____ SOURCE DOCUMENT

Posted by: Justin | Sep 1, 2006 4:01:51 AM

Good to see you here, Justin!

Here's what I'll say about your example. Consider the teletransportation cases, where all the information about your physical structure is beamed from Earth to Mars so that you can be reconstructed on Mars, exactly as you were, after they destroy your body on Earth. And suppose that instead of reforming you exactly as your old body is destroyed, they wait 9 months on Mars before re-forming you. Would it be okay, during those 9 months, for someone to destroy the machine on Mars so you'd never be re-formed?

This case looks sort of like that to me. What we have here is a situation where a person who existed in the past and will exist in the future temporarily doesn't exist. I don't really consider the current fetus-minded person in Joe's body to be Joe -- it lacks the relations of psychological continuity that personal identity reduces to. If you permanently and immediately reshape the molecular structure of my brain so that my skull suddenly contains a brain identical to that of Saddam Hussein, I'm gone forever. I don't continue to exist as that Neil-looking guy who wants to invade other countries to set up Baath Party hegemony in the Mideast.

Three years in the future, when we've got a guy exactly like pre-accident Joe, I might want to say he's the same guy as pre-accident Joe. (I'm not sure, though.) If so, it might end up being a case in which I'd have to reject the transitivity of personal identity. But I don't think that's a disaster in sufficiently weird cases -- this is another of Parfit's crazy fusion cases, I suppose. (In other words, post-accident Joe was fetus-brained Joe, and post-accident Joe was pre-accident Joe, but fetus-brained Joe wasn't pre-accident Joe.) I was always okay with rejecting transitivity in Parfit's fission cases, so why not in fusion cases?

So I'll say that fetus-brained Joe is not the same person as pre-accident Joe. Killing him isn't a crime because of what it does to him. If it's a crime, this is because it cuts short the life of pre-accident Joe. And this seems crazy, because I denied that pre-accident Joe even exists at the time. What we seem to have is a crime against someone who doesn't even exist at the time.

And here we go back to the teletransportation case. For any moral theory, temporally gappy people are going to be hell to deal with. It doesn't depend on whether you base moral value on dispositional mental properties or radical capacities or anything else. You'll end up with obligations to people who just aren't there.

________
____ RECORDED INFORMATION

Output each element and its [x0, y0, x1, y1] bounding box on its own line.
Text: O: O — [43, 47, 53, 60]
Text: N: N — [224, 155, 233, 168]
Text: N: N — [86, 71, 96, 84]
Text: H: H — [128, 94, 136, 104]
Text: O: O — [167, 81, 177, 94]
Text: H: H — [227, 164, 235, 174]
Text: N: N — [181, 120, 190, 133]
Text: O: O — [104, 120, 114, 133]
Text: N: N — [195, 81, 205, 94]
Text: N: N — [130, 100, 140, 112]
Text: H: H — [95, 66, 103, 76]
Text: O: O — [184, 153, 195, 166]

________

### [WORK ORDER]
In the passage on personal identity, rewrite the part from "Three years in" to "in fusion cases?", swapping "disaster" for "catastrophe".

### [EXERCISE RESULT]
Three years in the future, when we've got a guy exactly like pre-accident Joe, I might want to say he's the same guy as pre-accident Joe. (I'm not sure, though.) If so, it might end up being a case in which I'd have to reject the transitivity of personal identity. But I don't think that's a catastrophe in sufficiently weird cases -- this is another of Parfit's crazy fusion cases, I suppose. (In other words, post-accident Joe was fetus-brained Joe, and post-accident Joe was pre-accident Joe, but fetus-brained Joe wasn't pre-accident Joe.) I was always okay with rejecting transitivity in Parfit's fission cases, so why not in fusion cases?